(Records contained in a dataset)
** begin **

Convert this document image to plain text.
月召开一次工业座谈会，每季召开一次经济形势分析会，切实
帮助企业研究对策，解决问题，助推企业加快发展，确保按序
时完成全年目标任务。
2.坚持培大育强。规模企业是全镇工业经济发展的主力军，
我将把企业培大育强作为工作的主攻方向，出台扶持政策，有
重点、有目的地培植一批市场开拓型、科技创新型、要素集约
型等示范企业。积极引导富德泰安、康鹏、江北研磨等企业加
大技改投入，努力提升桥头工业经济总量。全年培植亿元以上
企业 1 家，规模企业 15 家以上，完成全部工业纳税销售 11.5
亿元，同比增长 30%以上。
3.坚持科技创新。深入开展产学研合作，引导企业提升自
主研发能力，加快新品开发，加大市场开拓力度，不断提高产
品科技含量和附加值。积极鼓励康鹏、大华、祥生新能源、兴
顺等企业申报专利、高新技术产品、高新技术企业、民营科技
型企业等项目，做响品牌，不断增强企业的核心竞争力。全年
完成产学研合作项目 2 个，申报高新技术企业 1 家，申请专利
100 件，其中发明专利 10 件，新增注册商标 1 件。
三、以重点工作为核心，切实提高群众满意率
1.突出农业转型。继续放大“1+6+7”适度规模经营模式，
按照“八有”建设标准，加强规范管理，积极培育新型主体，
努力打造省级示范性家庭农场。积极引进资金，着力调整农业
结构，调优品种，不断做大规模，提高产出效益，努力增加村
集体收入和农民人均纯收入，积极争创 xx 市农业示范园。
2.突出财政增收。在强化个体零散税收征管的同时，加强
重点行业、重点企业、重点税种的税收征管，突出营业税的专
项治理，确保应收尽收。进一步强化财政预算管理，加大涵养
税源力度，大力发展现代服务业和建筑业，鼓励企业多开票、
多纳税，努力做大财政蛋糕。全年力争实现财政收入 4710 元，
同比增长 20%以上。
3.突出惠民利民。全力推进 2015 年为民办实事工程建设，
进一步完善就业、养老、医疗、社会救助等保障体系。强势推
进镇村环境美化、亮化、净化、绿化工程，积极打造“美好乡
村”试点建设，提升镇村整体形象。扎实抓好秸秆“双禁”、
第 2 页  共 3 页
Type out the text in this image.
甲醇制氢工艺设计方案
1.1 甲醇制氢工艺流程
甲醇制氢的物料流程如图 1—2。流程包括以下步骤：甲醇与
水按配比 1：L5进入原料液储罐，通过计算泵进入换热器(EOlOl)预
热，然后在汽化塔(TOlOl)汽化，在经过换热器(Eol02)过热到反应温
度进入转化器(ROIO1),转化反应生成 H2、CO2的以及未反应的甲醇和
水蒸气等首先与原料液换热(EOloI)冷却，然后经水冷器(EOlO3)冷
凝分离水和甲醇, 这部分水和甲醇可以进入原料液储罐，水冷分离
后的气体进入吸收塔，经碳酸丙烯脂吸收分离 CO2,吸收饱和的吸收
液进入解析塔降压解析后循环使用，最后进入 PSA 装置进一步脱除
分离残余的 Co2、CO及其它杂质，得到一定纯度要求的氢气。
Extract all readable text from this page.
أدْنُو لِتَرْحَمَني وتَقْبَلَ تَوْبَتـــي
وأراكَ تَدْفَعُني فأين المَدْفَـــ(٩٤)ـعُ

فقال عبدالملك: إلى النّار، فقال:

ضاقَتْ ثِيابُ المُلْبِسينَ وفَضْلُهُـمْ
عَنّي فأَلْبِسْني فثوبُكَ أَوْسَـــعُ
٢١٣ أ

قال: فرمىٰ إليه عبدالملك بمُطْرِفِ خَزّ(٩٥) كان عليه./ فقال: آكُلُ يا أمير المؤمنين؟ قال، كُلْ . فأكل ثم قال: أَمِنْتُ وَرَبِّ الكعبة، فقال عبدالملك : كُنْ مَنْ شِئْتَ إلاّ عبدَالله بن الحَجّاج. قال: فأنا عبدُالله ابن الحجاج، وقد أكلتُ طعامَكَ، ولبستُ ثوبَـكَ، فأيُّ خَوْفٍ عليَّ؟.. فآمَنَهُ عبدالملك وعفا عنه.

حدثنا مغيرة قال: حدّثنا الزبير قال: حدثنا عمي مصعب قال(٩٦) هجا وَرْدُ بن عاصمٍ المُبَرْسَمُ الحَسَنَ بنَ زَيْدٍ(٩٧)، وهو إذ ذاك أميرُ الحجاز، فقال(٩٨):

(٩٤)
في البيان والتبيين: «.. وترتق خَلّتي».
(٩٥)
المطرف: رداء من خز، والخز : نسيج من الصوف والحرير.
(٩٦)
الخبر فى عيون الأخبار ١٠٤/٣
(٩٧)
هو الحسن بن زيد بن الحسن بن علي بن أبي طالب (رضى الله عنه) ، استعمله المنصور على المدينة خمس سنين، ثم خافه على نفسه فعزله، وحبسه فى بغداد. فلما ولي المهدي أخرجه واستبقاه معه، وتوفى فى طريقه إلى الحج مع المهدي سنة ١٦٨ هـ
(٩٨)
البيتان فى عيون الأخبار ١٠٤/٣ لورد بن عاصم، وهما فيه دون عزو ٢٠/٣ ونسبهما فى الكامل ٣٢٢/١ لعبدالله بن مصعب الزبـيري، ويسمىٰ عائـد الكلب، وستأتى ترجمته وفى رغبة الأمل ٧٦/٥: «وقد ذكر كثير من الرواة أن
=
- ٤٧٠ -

** end **

-- Work to do --
Using the data above, print every record exactly as shown.

-- Expected answer --
Convert this document image to plain text.
月召开一次工业座谈会，每季召开一次经济形势分析会，切实
帮助企业研究对策，解决问题，助推企业加快发展，确保按序
时完成全年目标任务。
2.坚持培大育强。规模企业是全镇工业经济发展的主力军，
我将把企业培大育强作为工作的主攻方向，出台扶持政策，有
重点、有目的地培植一批市场开拓型、科技创新型、要素集约
型等示范企业。积极引导富德泰安、康鹏、江北研磨等企业加
大技改投入，努力提升桥头工业经济总量。全年培植亿元以上
企业 1 家，规模企业 15 家以上，完成全部工业纳税销售 11.5
亿元，同比增长 30%以上。
3.坚持科技创新。深入开展产学研合作，引导企业提升自
主研发能力，加快新品开发，加大市场开拓力度，不断提高产
品科技含量和附加值。积极鼓励康鹏、大华、祥生新能源、兴
顺等企业申报专利、高新技术产品、高新技术企业、民营科技
型企业等项目，做响品牌，不断增强企业的核心竞争力。全年
完成产学研合作项目 2 个，申报高新技术企业 1 家，申请专利
100 件，其中发明专利 10 件，新增注册商标 1 件。
三、以重点工作为核心，切实提高群众满意率
1.突出农业转型。继续放大“1+6+7”适度规模经营模式，
按照“八有”建设标准，加强规范管理，积极培育新型主体，
努力打造省级示范性家庭农场。积极引进资金，着力调整农业
结构，调优品种，不断做大规模，提高产出效益，努力增加村
集体收入和农民人均纯收入，积极争创 xx 市农业示范园。
2.突出财政增收。在强化个体零散税收征管的同时，加强
重点行业、重点企业、重点税种的税收征管，突出营业税的专
项治理，确保应收尽收。进一步强化财政预算管理，加大涵养
税源力度，大力发展现代服务业和建筑业，鼓励企业多开票、
多纳税，努力做大财政蛋糕。全年力争实现财政收入 4710 元，
同比增长 20%以上。
3.突出惠民利民。全力推进 2015 年为民办实事工程建设，
进一步完善就业、养老、医疗、社会救助等保障体系。强势推
进镇村环境美化、亮化、净化、绿化工程，积极打造“美好乡
村”试点建设，提升镇村整体形象。扎实抓好秸秆“双禁”、
第 2 页  共 3 页
Type out the text in this image.
甲醇制氢工艺设计方案
1.1 甲醇制氢工艺流程
甲醇制氢的物料流程如图 1—2。流程包括以下步骤：甲醇与
水按配比 1：L5进入原料液储罐，通过计算泵进入换热器(EOlOl)预
热，然后在汽化塔(TOlOl)汽化，在经过换热器(Eol02)过热到反应温
度进入转化器(ROIO1),转化反应生成 H2、CO2的以及未反应的甲醇和
水蒸气等首先与原料液换热(EOloI)冷却，然后经水冷器(EOlO3)冷
凝分离水和甲醇, 这部分水和甲醇可以进入原料液储罐，水冷分离
后的气体进入吸收塔，经碳酸丙烯脂吸收分离 CO2,吸收饱和的吸收
液进入解析塔降压解析后循环使用，最后进入 PSA 装置进一步脱除
分离残余的 Co2、CO及其它杂质，得到一定纯度要求的氢气。
Extract all readable text from this page.
أدْنُو لِتَرْحَمَني وتَقْبَلَ تَوْبَتـــي
وأراكَ تَدْفَعُني فأين المَدْفَـــ(٩٤)ـعُ

فقال عبدالملك: إلى النّار، فقال:

ضاقَتْ ثِيابُ المُلْبِسينَ وفَضْلُهُـمْ
عَنّي فأَلْبِسْني فثوبُكَ أَوْسَـــعُ
٢١٣ أ

قال: فرمىٰ إليه عبدالملك بمُطْرِفِ خَزّ(٩٥) كان عليه./ فقال: آكُلُ يا أمير المؤمنين؟ قال، كُلْ . فأكل ثم قال: أَمِنْتُ وَرَبِّ الكعبة، فقال عبدالملك : كُنْ مَنْ شِئْتَ إلاّ عبدَالله بن الحَجّاج. قال: فأنا عبدُالله ابن الحجاج، وقد أكلتُ طعامَكَ، ولبستُ ثوبَـكَ، فأيُّ خَوْفٍ عليَّ؟.. فآمَنَهُ عبدالملك وعفا عنه.

حدثنا مغيرة قال: حدّثنا الزبير قال: حدثنا عمي مصعب قال(٩٦) هجا وَرْدُ بن عاصمٍ المُبَرْسَمُ الحَسَنَ بنَ زَيْدٍ(٩٧)، وهو إذ ذاك أميرُ الحجاز، فقال(٩٨):

(٩٤)
في البيان والتبيين: «.. وترتق خَلّتي».
(٩٥)
المطرف: رداء من خز، والخز : نسيج من الصوف والحرير.
(٩٦)
الخبر فى عيون الأخبار ١٠٤/٣
(٩٧)
هو الحسن بن زيد بن الحسن بن علي بن أبي طالب (رضى الله عنه) ، استعمله المنصور على المدينة خمس سنين، ثم خافه على نفسه فعزله، وحبسه فى بغداد. فلما ولي المهدي أخرجه واستبقاه معه، وتوفى فى طريقه إلى الحج مع المهدي سنة ١٦٨ هـ
(٩٨)
البيتان فى عيون الأخبار ١٠٤/٣ لورد بن عاصم، وهما فيه دون عزو ٢٠/٣ ونسبهما فى الكامل ٣٢٢/١ لعبدالله بن مصعب الزبـيري، ويسمىٰ عائـد الكلب، وستأتى ترجمته وفى رغبة الأمل ٧٦/٥: «وقد ذكر كثير من الرواة أن
=
- ٤٧٠ -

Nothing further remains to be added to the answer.